**Task details:** Collect each line of the records containing the string "JSON".

**Material supplied:**
----------------

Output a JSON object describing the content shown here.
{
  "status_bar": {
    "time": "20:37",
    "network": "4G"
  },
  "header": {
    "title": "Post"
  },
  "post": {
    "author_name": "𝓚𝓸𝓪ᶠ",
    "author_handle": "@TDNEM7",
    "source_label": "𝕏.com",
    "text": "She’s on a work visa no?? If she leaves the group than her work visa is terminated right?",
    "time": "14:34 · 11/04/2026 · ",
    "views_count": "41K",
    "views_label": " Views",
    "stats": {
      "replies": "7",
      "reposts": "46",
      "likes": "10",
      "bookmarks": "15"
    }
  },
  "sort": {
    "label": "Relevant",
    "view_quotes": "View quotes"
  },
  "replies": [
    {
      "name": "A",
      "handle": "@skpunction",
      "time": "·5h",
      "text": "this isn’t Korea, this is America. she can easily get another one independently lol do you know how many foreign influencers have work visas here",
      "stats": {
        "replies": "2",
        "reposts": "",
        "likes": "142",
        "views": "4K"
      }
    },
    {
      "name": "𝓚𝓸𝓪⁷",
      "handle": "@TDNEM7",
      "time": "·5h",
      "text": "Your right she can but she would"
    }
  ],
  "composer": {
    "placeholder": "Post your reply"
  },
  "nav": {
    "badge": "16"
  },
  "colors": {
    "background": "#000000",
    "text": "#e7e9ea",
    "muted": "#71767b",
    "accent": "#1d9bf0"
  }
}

----------------

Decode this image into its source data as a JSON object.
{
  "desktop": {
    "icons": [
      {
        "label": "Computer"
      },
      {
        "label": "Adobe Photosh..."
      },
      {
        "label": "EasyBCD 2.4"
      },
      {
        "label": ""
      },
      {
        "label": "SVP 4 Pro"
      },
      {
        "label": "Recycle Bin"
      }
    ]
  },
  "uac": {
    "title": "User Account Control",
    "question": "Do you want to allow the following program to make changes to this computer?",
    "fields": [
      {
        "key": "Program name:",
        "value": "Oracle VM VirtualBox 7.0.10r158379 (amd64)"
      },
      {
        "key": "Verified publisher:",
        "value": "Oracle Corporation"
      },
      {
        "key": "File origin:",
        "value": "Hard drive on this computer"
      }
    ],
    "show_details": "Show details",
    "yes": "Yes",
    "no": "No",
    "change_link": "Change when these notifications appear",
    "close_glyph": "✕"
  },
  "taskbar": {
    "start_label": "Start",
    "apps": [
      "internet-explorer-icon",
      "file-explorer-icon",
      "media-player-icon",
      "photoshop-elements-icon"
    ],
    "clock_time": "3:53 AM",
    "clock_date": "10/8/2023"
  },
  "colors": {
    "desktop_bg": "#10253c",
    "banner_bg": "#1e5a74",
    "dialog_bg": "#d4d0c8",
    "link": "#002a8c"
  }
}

----------------

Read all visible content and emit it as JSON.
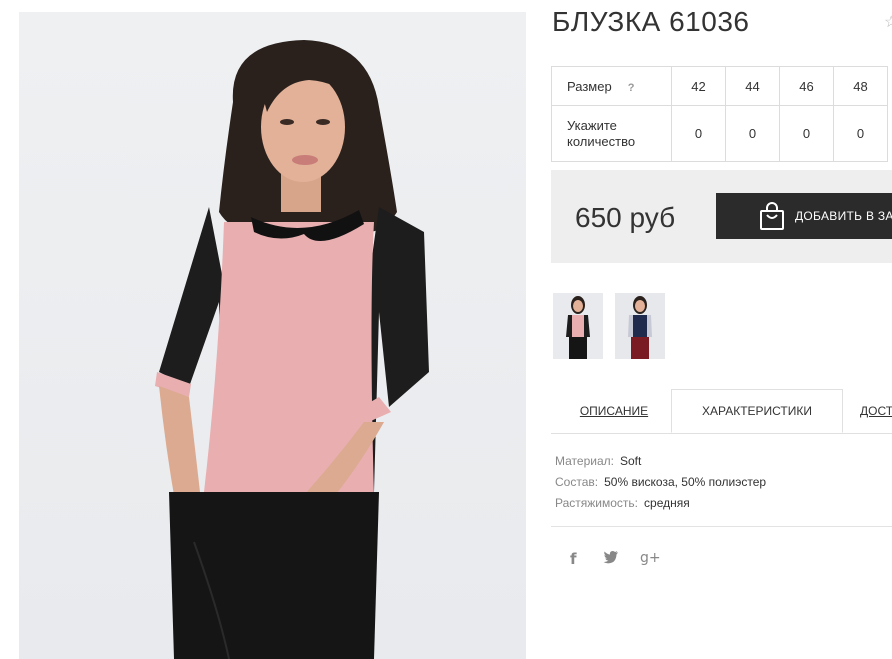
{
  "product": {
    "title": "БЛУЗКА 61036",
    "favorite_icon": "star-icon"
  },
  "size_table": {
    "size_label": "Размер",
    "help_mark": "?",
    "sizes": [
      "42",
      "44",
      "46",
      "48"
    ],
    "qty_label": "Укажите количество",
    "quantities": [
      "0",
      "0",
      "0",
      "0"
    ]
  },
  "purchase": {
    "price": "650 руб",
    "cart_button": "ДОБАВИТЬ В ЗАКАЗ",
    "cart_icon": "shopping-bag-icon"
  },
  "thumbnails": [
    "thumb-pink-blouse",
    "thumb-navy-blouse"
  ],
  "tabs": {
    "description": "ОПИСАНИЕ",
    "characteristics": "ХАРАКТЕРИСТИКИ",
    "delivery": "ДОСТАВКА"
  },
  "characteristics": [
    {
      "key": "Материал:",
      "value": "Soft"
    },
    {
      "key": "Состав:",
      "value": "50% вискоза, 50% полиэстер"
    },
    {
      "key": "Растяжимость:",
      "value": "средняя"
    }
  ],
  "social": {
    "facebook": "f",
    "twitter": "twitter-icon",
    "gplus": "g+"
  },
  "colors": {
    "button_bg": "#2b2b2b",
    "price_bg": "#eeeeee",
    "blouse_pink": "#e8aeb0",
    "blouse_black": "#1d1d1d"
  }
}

----------------

**Exercise solution:**
Output a JSON object describing the content shown here.
Decode this image into its source data as a JSON object.
Read all visible content and emit it as JSON.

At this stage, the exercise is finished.